**WRITTEN INSTRUCTION**
Please write out, unchanged, the part of the rows that opens with the line containing "minimize-button[interactable]: – (714, 6, 730, 22)" and closes with the line containing "star-icon (108, 39, 122, 54)", including both of those lines.

**DATASET ROWS**

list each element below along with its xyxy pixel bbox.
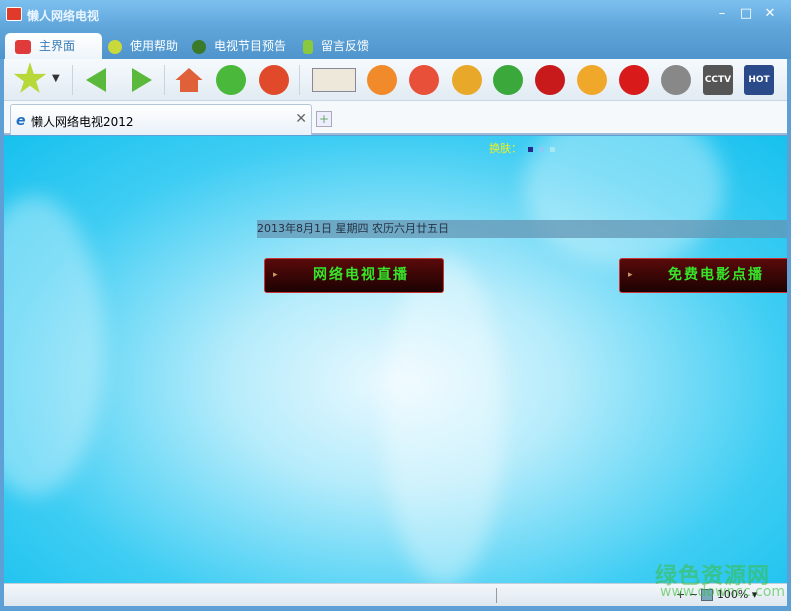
minimize-button[interactable]: – (714, 6, 730, 22)
clapperboard-icon (15, 39, 31, 54)
pps-icon[interactable] (577, 65, 607, 95)
maximize-button[interactable]: □ (738, 6, 754, 22)
qq-mascot-icon[interactable] (367, 65, 397, 95)
title-bar: 懒人网络电视 – □ ✕ (0, 0, 791, 30)
live-tv-button[interactable]: ▸ 网络电视直播 (264, 258, 444, 293)
menu-label: 主界面 (39, 39, 76, 53)
hot-movie-icon[interactable]: HOT (744, 65, 774, 95)
cctv-icon[interactable]: CCTV (703, 65, 733, 95)
ie-icon: e (16, 113, 26, 129)
browser-tab[interactable]: e 懒人网络电视2012 ✕ (10, 104, 312, 135)
globe-icon (192, 39, 206, 54)
menu-label: 使用帮助 (130, 39, 179, 53)
sohu-icon[interactable] (493, 65, 523, 95)
stop-icon[interactable] (259, 65, 289, 95)
skin-swatch[interactable] (528, 146, 533, 152)
divider (496, 588, 497, 603)
favorites-star-icon[interactable] (13, 62, 47, 93)
close-button[interactable]: ✕ (762, 6, 778, 22)
app-logo-icon (6, 7, 22, 21)
new-tab-button[interactable]: + (316, 111, 332, 127)
film-icon[interactable] (661, 65, 691, 95)
main-content: 换肤： 2013年8月1日 星期四 农历六月廿五日 ▸ 网络电视直播 ▸ 免费电影点… (4, 136, 787, 583)
skin-label: 换肤： (489, 142, 522, 155)
menu-tab-tv-guide[interactable]: 电视节目预告 (192, 33, 286, 59)
feather-icon (303, 39, 313, 54)
tab-label: 懒人网络电视2012 (31, 115, 134, 129)
smoke-decoration (4, 196, 104, 496)
home-icon[interactable] (175, 68, 203, 92)
divider (299, 65, 300, 95)
movie-vod-button[interactable]: ▸ 免费电影点播 (619, 258, 787, 293)
arrow-icon: ▸ (628, 270, 635, 280)
menu-label: 电视节目预告 (214, 39, 287, 53)
watermark-url: www.downcc.com (660, 584, 786, 600)
menu-tab-main[interactable]: 主界面 (5, 33, 102, 59)
divider (72, 65, 73, 95)
sina-icon[interactable] (452, 65, 482, 95)
back-icon[interactable] (86, 68, 106, 92)
star-icon (108, 39, 122, 54)
qvod-icon[interactable] (619, 65, 649, 95)
skin-swatch[interactable] (539, 146, 544, 152)
favorites-dropdown-icon[interactable]: ▼ (52, 73, 60, 84)
pptv-icon[interactable] (409, 65, 439, 95)
window-title: 懒人网络电视 (27, 9, 100, 23)
menu-bar: 主界面 使用帮助 电视节目预告 留言反馈 (0, 30, 791, 59)
panel-toggle-icon[interactable] (312, 68, 356, 92)
browser-tab-bar: e 懒人网络电视2012 ✕ + (4, 101, 787, 135)
refresh-icon[interactable] (216, 65, 246, 95)
fox-icon[interactable] (535, 65, 565, 95)
skin-swatch[interactable] (550, 146, 555, 152)
menu-tab-help[interactable]: 使用帮助 (108, 33, 178, 59)
menu-label: 留言反馈 (321, 39, 370, 53)
smoke-decoration (384, 256, 504, 583)
divider (164, 65, 165, 95)
date-display: 2013年8月1日 星期四 农历六月廿五日 (257, 220, 787, 238)
button-label: 网络电视直播 (313, 267, 409, 283)
toolbar: ▼ CCTV HOT (4, 59, 787, 101)
arrow-icon: ▸ (273, 270, 280, 280)
menu-tab-feedback[interactable]: 留言反馈 (303, 33, 369, 59)
skin-selector: 换肤： (489, 140, 555, 156)
button-label: 免费电影点播 (668, 267, 764, 283)
tab-close-button[interactable]: ✕ (295, 111, 307, 127)
forward-icon[interactable] (132, 68, 152, 92)
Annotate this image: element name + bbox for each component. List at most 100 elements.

**ANSWER FOR THIS EXERCISE**
minimize-button[interactable]: – (714, 6, 730, 22)
clapperboard-icon (15, 39, 31, 54)
pps-icon[interactable] (577, 65, 607, 95)
maximize-button[interactable]: □ (738, 6, 754, 22)
qq-mascot-icon[interactable] (367, 65, 397, 95)
title-bar: 懒人网络电视 – □ ✕ (0, 0, 791, 30)
live-tv-button[interactable]: ▸ 网络电视直播 (264, 258, 444, 293)
menu-label: 主界面 (39, 39, 76, 53)
hot-movie-icon[interactable]: HOT (744, 65, 774, 95)
cctv-icon[interactable]: CCTV (703, 65, 733, 95)
ie-icon: e (16, 113, 26, 129)
browser-tab[interactable]: e 懒人网络电视2012 ✕ (10, 104, 312, 135)
globe-icon (192, 39, 206, 54)
menu-label: 使用帮助 (130, 39, 179, 53)
sohu-icon[interactable] (493, 65, 523, 95)
stop-icon[interactable] (259, 65, 289, 95)
skin-swatch[interactable] (528, 146, 533, 152)
divider (496, 588, 497, 603)
favorites-star-icon[interactable] (13, 62, 47, 93)
close-button[interactable]: ✕ (762, 6, 778, 22)
app-logo-icon (6, 7, 22, 21)
new-tab-button[interactable]: + (316, 111, 332, 127)
film-icon[interactable] (661, 65, 691, 95)
main-content: 换肤： 2013年8月1日 星期四 农历六月廿五日 ▸ 网络电视直播 ▸ 免费电影点… (4, 136, 787, 583)
skin-label: 换肤： (489, 142, 522, 155)
menu-tab-tv-guide[interactable]: 电视节目预告 (192, 33, 286, 59)
feather-icon (303, 39, 313, 54)
tab-label: 懒人网络电视2012 (31, 115, 134, 129)
smoke-decoration (4, 196, 104, 496)
home-icon[interactable] (175, 68, 203, 92)
divider (299, 65, 300, 95)
movie-vod-button[interactable]: ▸ 免费电影点播 (619, 258, 787, 293)
arrow-icon: ▸ (628, 270, 635, 280)
menu-label: 电视节目预告 (214, 39, 287, 53)
watermark-url: www.downcc.com (660, 584, 786, 600)
menu-tab-main[interactable]: 主界面 (5, 33, 102, 59)
divider (72, 65, 73, 95)
sina-icon[interactable] (452, 65, 482, 95)
back-icon[interactable] (86, 68, 106, 92)
star-icon (108, 39, 122, 54)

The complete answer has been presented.